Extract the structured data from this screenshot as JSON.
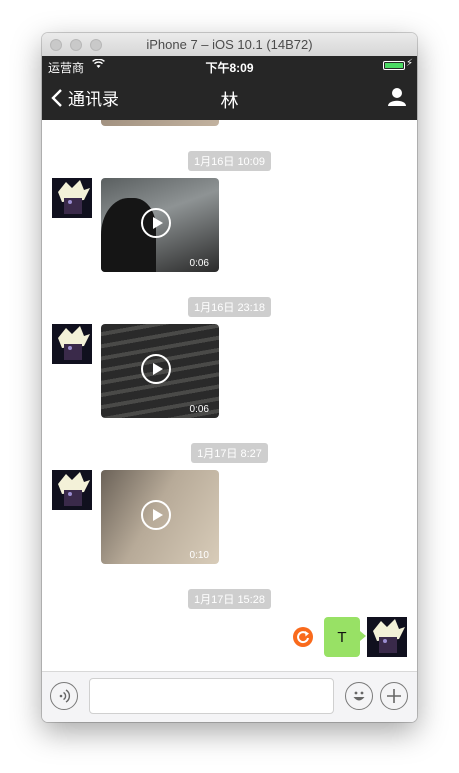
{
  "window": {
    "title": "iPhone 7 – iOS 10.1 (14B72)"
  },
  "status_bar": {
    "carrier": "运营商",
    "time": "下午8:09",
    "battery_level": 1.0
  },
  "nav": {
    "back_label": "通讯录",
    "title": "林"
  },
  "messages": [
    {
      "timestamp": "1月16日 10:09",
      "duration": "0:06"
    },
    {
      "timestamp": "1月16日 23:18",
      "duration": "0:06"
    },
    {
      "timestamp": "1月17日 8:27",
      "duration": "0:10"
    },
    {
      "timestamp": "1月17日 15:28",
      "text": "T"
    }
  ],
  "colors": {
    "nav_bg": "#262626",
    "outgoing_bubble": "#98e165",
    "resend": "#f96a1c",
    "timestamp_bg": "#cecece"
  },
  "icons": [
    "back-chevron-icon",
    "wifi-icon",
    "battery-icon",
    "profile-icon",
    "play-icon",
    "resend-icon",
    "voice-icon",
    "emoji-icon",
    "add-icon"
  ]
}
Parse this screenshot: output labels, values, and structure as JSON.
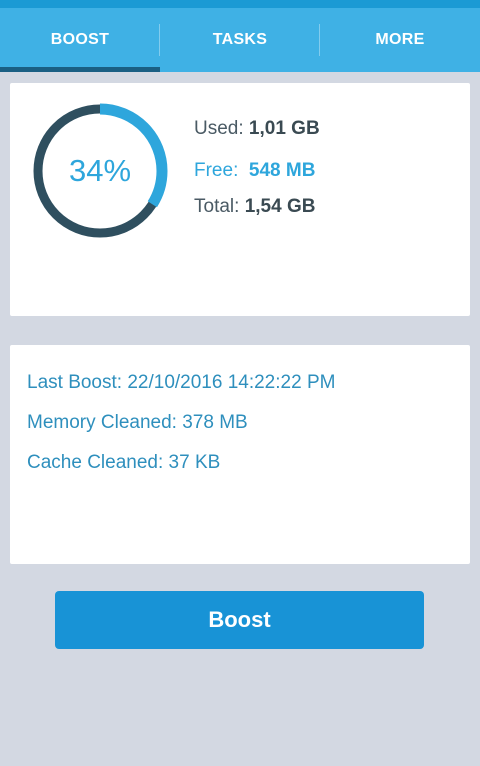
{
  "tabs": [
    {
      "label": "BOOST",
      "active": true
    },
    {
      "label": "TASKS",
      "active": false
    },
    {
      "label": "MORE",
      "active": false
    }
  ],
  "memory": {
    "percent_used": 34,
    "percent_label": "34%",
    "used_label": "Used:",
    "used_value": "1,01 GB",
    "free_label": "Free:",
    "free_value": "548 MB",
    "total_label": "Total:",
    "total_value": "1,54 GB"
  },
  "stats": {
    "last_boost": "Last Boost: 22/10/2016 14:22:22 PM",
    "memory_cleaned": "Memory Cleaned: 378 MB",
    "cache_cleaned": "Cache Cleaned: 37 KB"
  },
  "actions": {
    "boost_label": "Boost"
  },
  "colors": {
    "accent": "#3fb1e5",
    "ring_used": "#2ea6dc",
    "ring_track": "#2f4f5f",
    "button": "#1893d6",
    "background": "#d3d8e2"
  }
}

--*--

REQUIREMENTS:
Reproduce all of the material exactly, apart from the pictures.

EXERCISE ANSWER:
Extract the structured data from this screenshot as JSON.
{
  "window": {
    "title": "iPhone 7 – iOS 10.1 (14B72)"
  },
  "status_bar": {
    "carrier": "运营商",
    "time": "下午8:09",
    "battery_level": 1.0
  },
  "nav": {
    "back_label": "通讯录",
    "title": "林"
  },
  "messages": [
    {
      "timestamp": "1月16日 10:09",
      "duration": "0:06"
    },
    {
      "timestamp": "1月16日 23:18",
      "duration": "0:06"
    },
    {
      "timestamp": "1月17日 8:27",
      "duration": "0:10"
    },
    {
      "timestamp": "1月17日 15:28",
      "text": "T"
    }
  ],
  "colors": {
    "nav_bg": "#262626",
    "outgoing_bubble": "#98e165",
    "resend": "#f96a1c",
    "timestamp_bg": "#cecece"
  },
  "icons": [
    "back-chevron-icon",
    "wifi-icon",
    "battery-icon",
    "profile-icon",
    "play-icon",
    "resend-icon",
    "voice-icon",
    "emoji-icon",
    "add-icon"
  ]
}
Parse this screenshot: output labels, values, and structure as JSON.
{
  "tabs": [
    {
      "label": "BOOST",
      "active": true
    },
    {
      "label": "TASKS",
      "active": false
    },
    {
      "label": "MORE",
      "active": false
    }
  ],
  "memory": {
    "percent_used": 34,
    "percent_label": "34%",
    "used_label": "Used:",
    "used_value": "1,01 GB",
    "free_label": "Free:",
    "free_value": "548 MB",
    "total_label": "Total:",
    "total_value": "1,54 GB"
  },
  "stats": {
    "last_boost": "Last Boost: 22/10/2016 14:22:22 PM",
    "memory_cleaned": "Memory Cleaned: 378 MB",
    "cache_cleaned": "Cache Cleaned: 37 KB"
  },
  "actions": {
    "boost_label": "Boost"
  },
  "colors": {
    "accent": "#3fb1e5",
    "ring_used": "#2ea6dc",
    "ring_track": "#2f4f5f",
    "button": "#1893d6",
    "background": "#d3d8e2"
  }
}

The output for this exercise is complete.